**** Data rows
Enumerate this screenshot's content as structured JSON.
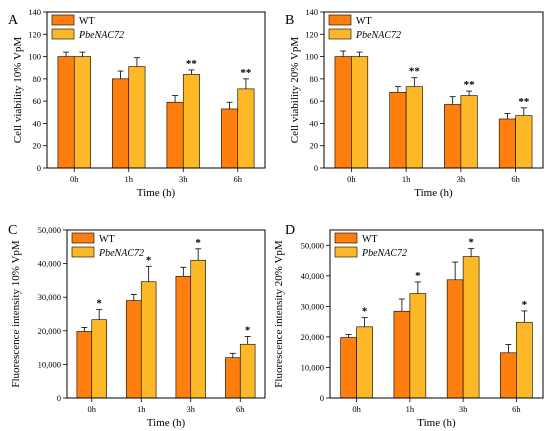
{
  "colors": {
    "wt": "#ff7f0e",
    "pbe": "#fdb827",
    "stroke": "#000000"
  },
  "chart_data": [
    {
      "type": "bar",
      "panel": "A",
      "xlabel": "Time (h)",
      "ylabel": "Cell viability 10% VpM",
      "categories": [
        "0h",
        "1h",
        "3h",
        "6h"
      ],
      "ylim": [
        0,
        140
      ],
      "yticks": [
        0,
        20,
        40,
        60,
        80,
        100,
        120,
        140
      ],
      "ytick_labels": [
        "0",
        "20",
        "40",
        "60",
        "80",
        "100",
        "120",
        "140"
      ],
      "legend_position": "top-left",
      "series": [
        {
          "name": "WT",
          "values": [
            100,
            80,
            59,
            53
          ],
          "errors": [
            4,
            7,
            6,
            6
          ]
        },
        {
          "name": "PbeNAC72",
          "values": [
            100,
            91,
            84,
            71
          ],
          "errors": [
            4,
            8,
            4,
            9
          ]
        }
      ],
      "significance": [
        "",
        "",
        "**",
        "**"
      ]
    },
    {
      "type": "bar",
      "panel": "B",
      "xlabel": "Time (h)",
      "ylabel": "Cell viability 20% VpM",
      "categories": [
        "0h",
        "1h",
        "3h",
        "6h"
      ],
      "ylim": [
        0,
        140
      ],
      "yticks": [
        0,
        20,
        40,
        60,
        80,
        100,
        120,
        140
      ],
      "ytick_labels": [
        "0",
        "20",
        "40",
        "60",
        "80",
        "100",
        "120",
        "140"
      ],
      "legend_position": "top-left",
      "series": [
        {
          "name": "WT",
          "values": [
            100,
            68,
            57,
            44
          ],
          "errors": [
            5,
            5,
            7,
            5
          ]
        },
        {
          "name": "PbeNAC72",
          "values": [
            100,
            73,
            65,
            47
          ],
          "errors": [
            4,
            8,
            4,
            7
          ]
        }
      ],
      "significance": [
        "",
        "**",
        "**",
        "**"
      ]
    },
    {
      "type": "bar",
      "panel": "C",
      "xlabel": "Time (h)",
      "ylabel": "Fluorescence intensity 10% VpM",
      "categories": [
        "0h",
        "1h",
        "3h",
        "6h"
      ],
      "ylim": [
        0,
        50000
      ],
      "yticks": [
        0,
        10000,
        20000,
        30000,
        40000,
        50000
      ],
      "ytick_labels": [
        "0",
        "10,000",
        "20,000",
        "30,000",
        "40,000",
        "50,000"
      ],
      "legend_position": "top-left",
      "series": [
        {
          "name": "WT",
          "values": [
            19800,
            29000,
            36200,
            12000
          ],
          "errors": [
            1200,
            1800,
            2700,
            1300
          ]
        },
        {
          "name": "PbeNAC72",
          "values": [
            23300,
            34600,
            41000,
            16000
          ],
          "errors": [
            3000,
            4600,
            3400,
            2300
          ]
        }
      ],
      "significance": [
        "*",
        "*",
        "*",
        "*"
      ]
    },
    {
      "type": "bar",
      "panel": "D",
      "xlabel": "Time (h)",
      "ylabel": "Fluorescence intensity 20% VpM",
      "categories": [
        "0h",
        "1h",
        "3h",
        "6h"
      ],
      "ylim": [
        0,
        55000
      ],
      "yticks": [
        0,
        10000,
        20000,
        30000,
        40000,
        50000
      ],
      "ytick_labels": [
        "0",
        "10,000",
        "20,000",
        "30,000",
        "40,000",
        "50,000"
      ],
      "legend_position": "top-left",
      "series": [
        {
          "name": "WT",
          "values": [
            19800,
            28400,
            38700,
            14800
          ],
          "errors": [
            1000,
            4000,
            5800,
            2700
          ]
        },
        {
          "name": "PbeNAC72",
          "values": [
            23300,
            34200,
            46300,
            24800
          ],
          "errors": [
            3000,
            3800,
            2600,
            3700
          ]
        }
      ],
      "significance": [
        "*",
        "*",
        "*",
        "*"
      ]
    }
  ]
}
********
Problem description
Collect each line of the entries that has the word "Cell", copying it in full.

Result of this task
      "ylabel": "Cell viability 10% VpM",
      "ylabel": "Cell viability 20% VpM",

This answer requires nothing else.